Given records
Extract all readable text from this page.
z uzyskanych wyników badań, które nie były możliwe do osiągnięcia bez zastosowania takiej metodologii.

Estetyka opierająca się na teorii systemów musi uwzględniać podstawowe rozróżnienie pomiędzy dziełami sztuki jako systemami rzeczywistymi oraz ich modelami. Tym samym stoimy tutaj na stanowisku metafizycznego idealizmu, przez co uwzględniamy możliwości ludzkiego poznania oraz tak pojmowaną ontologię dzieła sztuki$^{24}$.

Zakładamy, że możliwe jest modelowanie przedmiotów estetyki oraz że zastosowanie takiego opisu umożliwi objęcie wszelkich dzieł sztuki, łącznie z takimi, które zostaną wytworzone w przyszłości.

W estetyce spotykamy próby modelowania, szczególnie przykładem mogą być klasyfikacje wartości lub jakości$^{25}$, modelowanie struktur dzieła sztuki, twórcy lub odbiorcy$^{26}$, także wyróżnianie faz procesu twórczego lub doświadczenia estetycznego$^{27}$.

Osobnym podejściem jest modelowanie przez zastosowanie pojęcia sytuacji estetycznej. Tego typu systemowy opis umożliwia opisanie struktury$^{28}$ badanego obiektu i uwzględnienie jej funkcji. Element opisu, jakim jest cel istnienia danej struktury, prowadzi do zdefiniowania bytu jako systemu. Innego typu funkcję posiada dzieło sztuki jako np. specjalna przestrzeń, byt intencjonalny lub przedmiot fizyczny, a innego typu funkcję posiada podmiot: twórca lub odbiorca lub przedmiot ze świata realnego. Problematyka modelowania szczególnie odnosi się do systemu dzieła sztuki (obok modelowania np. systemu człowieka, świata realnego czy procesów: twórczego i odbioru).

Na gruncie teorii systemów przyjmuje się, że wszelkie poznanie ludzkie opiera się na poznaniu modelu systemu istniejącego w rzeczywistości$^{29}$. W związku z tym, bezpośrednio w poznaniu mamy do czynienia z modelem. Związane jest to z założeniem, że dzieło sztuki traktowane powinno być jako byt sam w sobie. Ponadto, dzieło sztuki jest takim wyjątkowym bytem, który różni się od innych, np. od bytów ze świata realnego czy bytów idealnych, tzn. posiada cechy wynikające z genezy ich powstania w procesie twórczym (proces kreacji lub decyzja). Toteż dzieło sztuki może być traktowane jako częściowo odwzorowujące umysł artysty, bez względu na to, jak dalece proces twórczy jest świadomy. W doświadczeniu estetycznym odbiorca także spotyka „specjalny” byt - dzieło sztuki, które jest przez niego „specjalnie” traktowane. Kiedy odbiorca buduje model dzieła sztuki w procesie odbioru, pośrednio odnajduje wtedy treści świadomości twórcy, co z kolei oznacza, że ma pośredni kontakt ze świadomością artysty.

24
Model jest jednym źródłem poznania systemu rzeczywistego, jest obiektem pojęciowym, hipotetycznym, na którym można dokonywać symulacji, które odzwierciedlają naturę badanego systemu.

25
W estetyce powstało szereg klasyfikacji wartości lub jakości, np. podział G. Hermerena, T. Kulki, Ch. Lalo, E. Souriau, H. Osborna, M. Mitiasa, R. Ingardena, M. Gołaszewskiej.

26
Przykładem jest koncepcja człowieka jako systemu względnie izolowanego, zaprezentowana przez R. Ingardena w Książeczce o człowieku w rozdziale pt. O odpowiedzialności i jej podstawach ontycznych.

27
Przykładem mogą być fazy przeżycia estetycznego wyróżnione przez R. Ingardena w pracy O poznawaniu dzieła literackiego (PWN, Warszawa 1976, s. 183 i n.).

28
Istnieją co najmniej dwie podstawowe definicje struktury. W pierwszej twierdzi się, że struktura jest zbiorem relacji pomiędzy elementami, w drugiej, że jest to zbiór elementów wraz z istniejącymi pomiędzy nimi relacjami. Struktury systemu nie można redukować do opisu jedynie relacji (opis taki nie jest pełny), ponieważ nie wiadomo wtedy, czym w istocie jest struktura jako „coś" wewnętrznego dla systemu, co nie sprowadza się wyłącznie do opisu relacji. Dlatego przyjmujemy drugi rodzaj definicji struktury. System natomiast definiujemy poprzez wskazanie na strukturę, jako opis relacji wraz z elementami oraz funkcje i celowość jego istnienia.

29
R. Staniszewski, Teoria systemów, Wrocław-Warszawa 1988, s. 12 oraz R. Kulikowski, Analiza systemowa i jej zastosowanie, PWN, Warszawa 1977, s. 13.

Given problem
Reply with only the number of lines in the material above where the string "poznania" appears.

Reply
2